##### Data for this task
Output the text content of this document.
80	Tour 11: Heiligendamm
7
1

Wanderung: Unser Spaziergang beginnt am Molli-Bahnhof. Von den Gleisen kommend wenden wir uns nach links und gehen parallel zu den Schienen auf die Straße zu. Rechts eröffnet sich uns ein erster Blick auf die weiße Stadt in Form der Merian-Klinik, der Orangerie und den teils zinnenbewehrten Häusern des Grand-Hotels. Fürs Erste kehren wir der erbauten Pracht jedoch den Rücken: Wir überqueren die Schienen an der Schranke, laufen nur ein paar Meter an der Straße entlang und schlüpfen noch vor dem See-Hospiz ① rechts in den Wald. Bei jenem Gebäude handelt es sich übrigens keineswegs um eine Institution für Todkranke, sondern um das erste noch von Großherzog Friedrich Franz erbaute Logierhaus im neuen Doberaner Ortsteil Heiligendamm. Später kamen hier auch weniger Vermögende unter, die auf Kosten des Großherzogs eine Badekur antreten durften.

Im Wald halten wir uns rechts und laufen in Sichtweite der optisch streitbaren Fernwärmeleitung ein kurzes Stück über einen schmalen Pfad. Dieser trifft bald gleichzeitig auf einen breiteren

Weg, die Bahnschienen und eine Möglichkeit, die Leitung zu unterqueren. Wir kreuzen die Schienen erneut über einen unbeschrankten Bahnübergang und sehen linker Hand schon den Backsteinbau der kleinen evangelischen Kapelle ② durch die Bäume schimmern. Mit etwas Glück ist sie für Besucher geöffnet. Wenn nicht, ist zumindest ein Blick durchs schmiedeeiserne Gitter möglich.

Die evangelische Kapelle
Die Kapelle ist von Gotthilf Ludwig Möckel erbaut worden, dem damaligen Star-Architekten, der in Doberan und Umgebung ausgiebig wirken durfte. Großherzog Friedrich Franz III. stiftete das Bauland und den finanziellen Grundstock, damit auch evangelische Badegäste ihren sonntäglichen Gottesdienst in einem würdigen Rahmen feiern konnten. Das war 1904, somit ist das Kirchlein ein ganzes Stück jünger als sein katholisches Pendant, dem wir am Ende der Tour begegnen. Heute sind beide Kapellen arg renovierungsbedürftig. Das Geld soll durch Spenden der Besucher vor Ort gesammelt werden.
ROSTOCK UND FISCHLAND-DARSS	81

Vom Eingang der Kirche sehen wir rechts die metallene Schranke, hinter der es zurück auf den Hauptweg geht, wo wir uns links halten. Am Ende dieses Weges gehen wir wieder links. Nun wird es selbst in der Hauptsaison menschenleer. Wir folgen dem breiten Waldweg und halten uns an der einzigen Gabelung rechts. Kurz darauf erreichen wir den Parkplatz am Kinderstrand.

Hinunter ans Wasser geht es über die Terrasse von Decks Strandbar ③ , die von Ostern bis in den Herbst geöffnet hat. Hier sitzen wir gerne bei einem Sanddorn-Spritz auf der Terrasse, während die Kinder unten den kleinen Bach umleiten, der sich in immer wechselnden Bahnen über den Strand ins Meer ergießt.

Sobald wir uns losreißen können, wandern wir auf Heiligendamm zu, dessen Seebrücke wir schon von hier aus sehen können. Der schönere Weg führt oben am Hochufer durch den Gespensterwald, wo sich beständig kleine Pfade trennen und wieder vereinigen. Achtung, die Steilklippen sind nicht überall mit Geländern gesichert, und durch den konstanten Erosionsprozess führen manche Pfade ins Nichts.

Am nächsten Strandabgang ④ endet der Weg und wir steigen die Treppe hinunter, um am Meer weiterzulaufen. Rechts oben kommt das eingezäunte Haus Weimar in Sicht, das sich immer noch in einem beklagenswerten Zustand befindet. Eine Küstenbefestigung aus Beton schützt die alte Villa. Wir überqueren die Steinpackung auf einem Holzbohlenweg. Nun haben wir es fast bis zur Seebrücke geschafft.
##########
> Description of the task
Using the material above, count the lines containing the word "geht". Reply with the number alone.

> Exercise response
2